_Auftrag_: Gib den Auszug über Trauerrituale vollständig und Wort für Wort wieder.

_Auszug zum Lesen_:
####

Was ist so schlimm daran, dass Trauerrituale abhandengekommen sind?

Menschen brauchen Rituale. Rituale schaffen Gemeinschaft, schaffen ein Zusammengehörigkeitsgefühl und Möglichkeiten, außergewöhnlichen Erfahrungen eine Form zu geben. Dort, wo keine bereitstehen, sind die Einzelnen auf sich selbst zurückgeworfen, um mit Krisen und Katastrophen fertig zu werden. Und das führt dann häufig zu einer stärkeren Traumatisierung.

Sie haben aber beobachtet, dass es neue Trostorte gibt – mit neuen Ritualen.

####

_Bereitgestellte Daten_:
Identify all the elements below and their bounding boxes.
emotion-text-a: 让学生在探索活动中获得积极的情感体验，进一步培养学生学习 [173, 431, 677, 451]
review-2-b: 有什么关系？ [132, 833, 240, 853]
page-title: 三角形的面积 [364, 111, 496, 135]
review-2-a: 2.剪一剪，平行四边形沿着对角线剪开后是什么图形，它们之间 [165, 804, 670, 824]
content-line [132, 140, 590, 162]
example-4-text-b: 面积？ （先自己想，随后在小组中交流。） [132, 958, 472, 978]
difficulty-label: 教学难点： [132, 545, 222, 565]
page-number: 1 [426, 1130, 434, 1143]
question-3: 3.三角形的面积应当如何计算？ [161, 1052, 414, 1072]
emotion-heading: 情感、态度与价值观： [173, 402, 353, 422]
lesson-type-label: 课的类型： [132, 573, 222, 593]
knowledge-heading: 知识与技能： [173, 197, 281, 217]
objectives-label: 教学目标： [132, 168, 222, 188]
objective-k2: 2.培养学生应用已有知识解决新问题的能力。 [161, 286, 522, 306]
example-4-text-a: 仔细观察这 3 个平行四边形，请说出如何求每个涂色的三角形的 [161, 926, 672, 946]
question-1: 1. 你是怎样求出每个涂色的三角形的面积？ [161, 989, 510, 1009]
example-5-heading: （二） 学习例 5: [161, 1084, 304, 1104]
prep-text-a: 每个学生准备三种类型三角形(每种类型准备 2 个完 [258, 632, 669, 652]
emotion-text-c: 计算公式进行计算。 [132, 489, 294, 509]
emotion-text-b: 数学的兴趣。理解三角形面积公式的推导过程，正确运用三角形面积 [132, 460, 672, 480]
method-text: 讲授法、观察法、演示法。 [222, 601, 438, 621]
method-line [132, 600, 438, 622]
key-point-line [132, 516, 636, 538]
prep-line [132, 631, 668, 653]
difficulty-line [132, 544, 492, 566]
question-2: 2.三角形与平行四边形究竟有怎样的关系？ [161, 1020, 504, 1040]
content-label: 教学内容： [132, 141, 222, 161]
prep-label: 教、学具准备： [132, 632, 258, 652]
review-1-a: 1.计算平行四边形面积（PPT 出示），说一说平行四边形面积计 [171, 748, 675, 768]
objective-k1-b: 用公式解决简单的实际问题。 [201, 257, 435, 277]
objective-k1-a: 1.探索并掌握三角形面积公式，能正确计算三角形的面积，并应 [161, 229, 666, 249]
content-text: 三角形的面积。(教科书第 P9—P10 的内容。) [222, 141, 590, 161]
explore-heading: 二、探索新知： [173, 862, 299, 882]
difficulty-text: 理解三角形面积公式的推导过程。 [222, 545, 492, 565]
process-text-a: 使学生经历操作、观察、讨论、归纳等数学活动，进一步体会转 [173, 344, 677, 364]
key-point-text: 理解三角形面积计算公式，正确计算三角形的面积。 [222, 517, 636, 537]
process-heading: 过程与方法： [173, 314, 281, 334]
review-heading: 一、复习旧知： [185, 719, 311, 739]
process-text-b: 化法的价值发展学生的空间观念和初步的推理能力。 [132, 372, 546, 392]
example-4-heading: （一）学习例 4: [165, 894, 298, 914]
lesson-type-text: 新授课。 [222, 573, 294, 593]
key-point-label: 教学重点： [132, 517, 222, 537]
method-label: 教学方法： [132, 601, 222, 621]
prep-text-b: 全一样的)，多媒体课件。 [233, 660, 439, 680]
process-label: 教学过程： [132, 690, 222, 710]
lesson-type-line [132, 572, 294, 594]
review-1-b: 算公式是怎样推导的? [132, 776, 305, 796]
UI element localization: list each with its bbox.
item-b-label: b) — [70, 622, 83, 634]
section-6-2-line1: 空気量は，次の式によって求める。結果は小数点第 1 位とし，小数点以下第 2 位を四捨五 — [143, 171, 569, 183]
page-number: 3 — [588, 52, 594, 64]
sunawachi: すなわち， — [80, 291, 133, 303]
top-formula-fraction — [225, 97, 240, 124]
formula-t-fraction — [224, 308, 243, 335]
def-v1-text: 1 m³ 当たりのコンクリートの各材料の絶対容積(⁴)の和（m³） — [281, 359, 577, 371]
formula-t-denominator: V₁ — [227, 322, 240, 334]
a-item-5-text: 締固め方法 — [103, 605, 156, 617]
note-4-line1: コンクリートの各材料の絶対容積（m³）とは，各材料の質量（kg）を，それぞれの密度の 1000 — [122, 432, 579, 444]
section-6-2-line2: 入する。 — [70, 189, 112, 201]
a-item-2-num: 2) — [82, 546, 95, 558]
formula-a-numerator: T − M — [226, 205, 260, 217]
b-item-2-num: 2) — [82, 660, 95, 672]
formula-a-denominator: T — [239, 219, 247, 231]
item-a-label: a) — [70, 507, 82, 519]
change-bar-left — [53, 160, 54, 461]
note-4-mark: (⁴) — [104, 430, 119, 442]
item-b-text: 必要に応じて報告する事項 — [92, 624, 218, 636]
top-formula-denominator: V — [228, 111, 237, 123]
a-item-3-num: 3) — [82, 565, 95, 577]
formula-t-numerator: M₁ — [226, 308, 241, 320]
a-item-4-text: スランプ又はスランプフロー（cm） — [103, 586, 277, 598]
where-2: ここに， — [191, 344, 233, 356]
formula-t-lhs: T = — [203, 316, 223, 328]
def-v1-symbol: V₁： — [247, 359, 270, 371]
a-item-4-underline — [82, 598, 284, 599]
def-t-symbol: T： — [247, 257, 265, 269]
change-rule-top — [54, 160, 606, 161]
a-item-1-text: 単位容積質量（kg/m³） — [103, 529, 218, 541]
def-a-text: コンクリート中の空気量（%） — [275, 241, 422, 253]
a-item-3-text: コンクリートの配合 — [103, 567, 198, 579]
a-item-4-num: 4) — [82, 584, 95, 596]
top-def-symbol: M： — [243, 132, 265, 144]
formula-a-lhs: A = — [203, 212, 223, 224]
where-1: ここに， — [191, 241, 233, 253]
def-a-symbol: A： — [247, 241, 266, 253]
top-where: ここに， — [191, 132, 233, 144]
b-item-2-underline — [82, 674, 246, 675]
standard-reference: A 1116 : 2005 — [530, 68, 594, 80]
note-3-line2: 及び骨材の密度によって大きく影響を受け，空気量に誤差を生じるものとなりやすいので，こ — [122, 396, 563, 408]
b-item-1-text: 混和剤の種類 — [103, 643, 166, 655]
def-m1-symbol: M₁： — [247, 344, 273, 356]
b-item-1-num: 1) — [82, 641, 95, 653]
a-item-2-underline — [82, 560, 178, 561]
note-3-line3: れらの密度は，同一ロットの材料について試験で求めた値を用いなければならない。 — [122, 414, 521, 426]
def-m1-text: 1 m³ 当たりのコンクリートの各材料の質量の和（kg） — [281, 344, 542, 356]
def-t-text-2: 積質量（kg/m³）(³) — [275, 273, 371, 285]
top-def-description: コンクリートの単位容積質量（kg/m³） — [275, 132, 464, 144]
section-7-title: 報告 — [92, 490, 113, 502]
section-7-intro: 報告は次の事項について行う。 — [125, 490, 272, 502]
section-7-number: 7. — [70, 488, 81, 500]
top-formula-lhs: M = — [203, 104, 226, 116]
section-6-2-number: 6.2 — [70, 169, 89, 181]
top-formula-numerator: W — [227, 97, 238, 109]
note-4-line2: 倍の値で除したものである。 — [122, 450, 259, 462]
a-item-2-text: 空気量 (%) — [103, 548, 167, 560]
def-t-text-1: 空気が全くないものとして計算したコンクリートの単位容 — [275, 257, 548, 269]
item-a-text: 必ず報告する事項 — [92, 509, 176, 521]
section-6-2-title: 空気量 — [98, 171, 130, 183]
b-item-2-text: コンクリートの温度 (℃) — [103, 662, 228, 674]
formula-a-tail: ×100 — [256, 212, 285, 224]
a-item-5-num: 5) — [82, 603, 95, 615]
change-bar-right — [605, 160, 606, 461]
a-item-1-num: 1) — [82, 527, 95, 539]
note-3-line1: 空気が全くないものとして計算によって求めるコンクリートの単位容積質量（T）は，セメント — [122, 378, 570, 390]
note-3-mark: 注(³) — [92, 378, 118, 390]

####

_Antwort_:
Was ist so schlimm daran, dass Trauerrituale abhandengekommen sind?

Menschen brauchen Rituale. Rituale schaffen Gemeinschaft, schaffen ein Zusammengehörigkeitsgefühl und Möglichkeiten, außergewöhnlichen Erfahrungen eine Form zu geben. Dort, wo keine bereitstehen, sind die Einzelnen auf sich selbst zurückgeworfen, um mit Krisen und Katastrophen fertig zu werden. Und das führt dann häufig zu einer stärkeren Traumatisierung.

Sie haben aber beobachtet, dass es neue Trostorte gibt – mit neuen Ritualen.